(Layout element entries)
↓
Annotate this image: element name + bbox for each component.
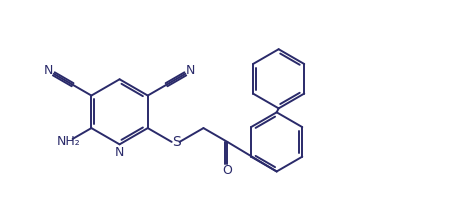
Text: S: S	[172, 135, 180, 149]
Text: N: N	[44, 64, 53, 77]
Text: N: N	[115, 146, 124, 159]
Text: NH₂: NH₂	[56, 135, 80, 148]
Text: O: O	[222, 164, 232, 177]
Text: N: N	[185, 64, 195, 77]
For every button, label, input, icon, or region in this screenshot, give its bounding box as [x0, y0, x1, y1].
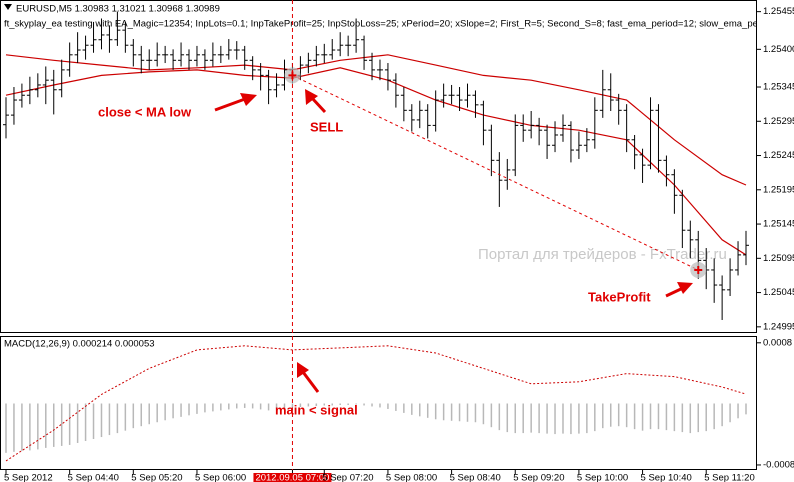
x-tick-label: 2012.09.05 07:00 — [255, 473, 329, 482]
watermark: Портал для трейдеров - FxTrader.ru — [478, 246, 727, 263]
y-tick-label: 1.25045 — [763, 287, 794, 298]
annotation: SELL — [310, 119, 343, 134]
trade-marker — [694, 265, 703, 274]
arrow-head — [297, 362, 309, 378]
x-tick-label: 5 Sep 2012 — [4, 473, 53, 482]
x-tick-label: 5 Sep 06:00 — [195, 473, 246, 482]
y-tick-label: 1.25245 — [763, 150, 794, 161]
y-tick-label: 1.25295 — [763, 116, 794, 127]
x-tick-label: 5 Sep 08:00 — [386, 473, 437, 482]
y-tick-label: 1.25400 — [763, 44, 794, 55]
arrow-head — [240, 93, 257, 106]
arrow-head — [677, 282, 693, 294]
chart-title: EURUSD,M5 1.30983 1.31021 1.30968 1.3098… — [16, 4, 220, 15]
annotation: close < MA low — [98, 104, 192, 119]
signal-line — [5, 345, 747, 462]
x-tick-label: 5 Sep 04:40 — [68, 473, 119, 482]
x-tick-label: 5 Sep 10:40 — [641, 473, 692, 482]
y-tick-label: 1.25345 — [763, 82, 794, 93]
annotation: main < signal — [275, 402, 358, 417]
x-tick-label: 5 Sep 11:20 — [704, 473, 755, 482]
x-tick-label: 5 Sep 05:20 — [131, 473, 182, 482]
arrow — [665, 286, 684, 298]
plot-area: Портал для трейдеров - FxTrader.ru — [3, 11, 749, 320]
y-tick-label: -0.00081 — [763, 459, 794, 470]
arrow-head — [305, 89, 318, 105]
symbol-icon — [4, 4, 12, 10]
y-tick-label: 1.25095 — [763, 253, 794, 264]
chart-subtitle: ft_skyplay_ea testing with EA_Magic=1235… — [4, 19, 790, 30]
arrow — [301, 371, 320, 393]
y-tick-label: 1.25145 — [763, 219, 794, 230]
x-tick-label: 5 Sep 07:20 — [322, 473, 373, 482]
x-tick-label: 5 Sep 08:40 — [450, 473, 501, 482]
annotation: TakeProfit — [588, 289, 651, 304]
arrow — [214, 97, 246, 112]
macd-panel — [0, 336, 757, 470]
arrow — [310, 96, 327, 114]
x-tick-label: 5 Sep 09:20 — [513, 473, 564, 482]
y-tick-label: 1.25455 — [763, 6, 794, 17]
y-tick-label: 0.0008 — [763, 337, 792, 348]
main-panel — [0, 0, 757, 333]
y-tick-label: 1.24995 — [763, 321, 794, 332]
x-tick-highlight — [253, 473, 332, 482]
arrows — [214, 89, 693, 393]
x-tick-label: 5 Sep 10:00 — [577, 473, 628, 482]
macd-title: MACD(12,26,9) 0.000214 0.000053 — [4, 339, 155, 350]
ma-line — [5, 54, 747, 186]
y-tick-label: 1.25195 — [763, 184, 794, 195]
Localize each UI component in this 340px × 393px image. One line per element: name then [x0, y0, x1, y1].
↑
- Request
Copy the records from their first line through the line containing "For every button, label, input, icon, or", swapping "screenshot" for "image" and leaving everything else as it is. Omit the pictures from your answer.

- Response to the task
Annotate this image: element name + bbox for each component.
Text: S: S	[172, 135, 180, 149]
Text: N: N	[44, 64, 53, 77]
Text: N: N	[115, 146, 124, 159]
Text: NH₂: NH₂	[56, 135, 80, 148]
Text: O: O	[222, 164, 232, 177]
Text: N: N	[185, 64, 195, 77]
For every button, label, input, icon, or region in this image, give its bounding box as [x0, y0, x1, y1].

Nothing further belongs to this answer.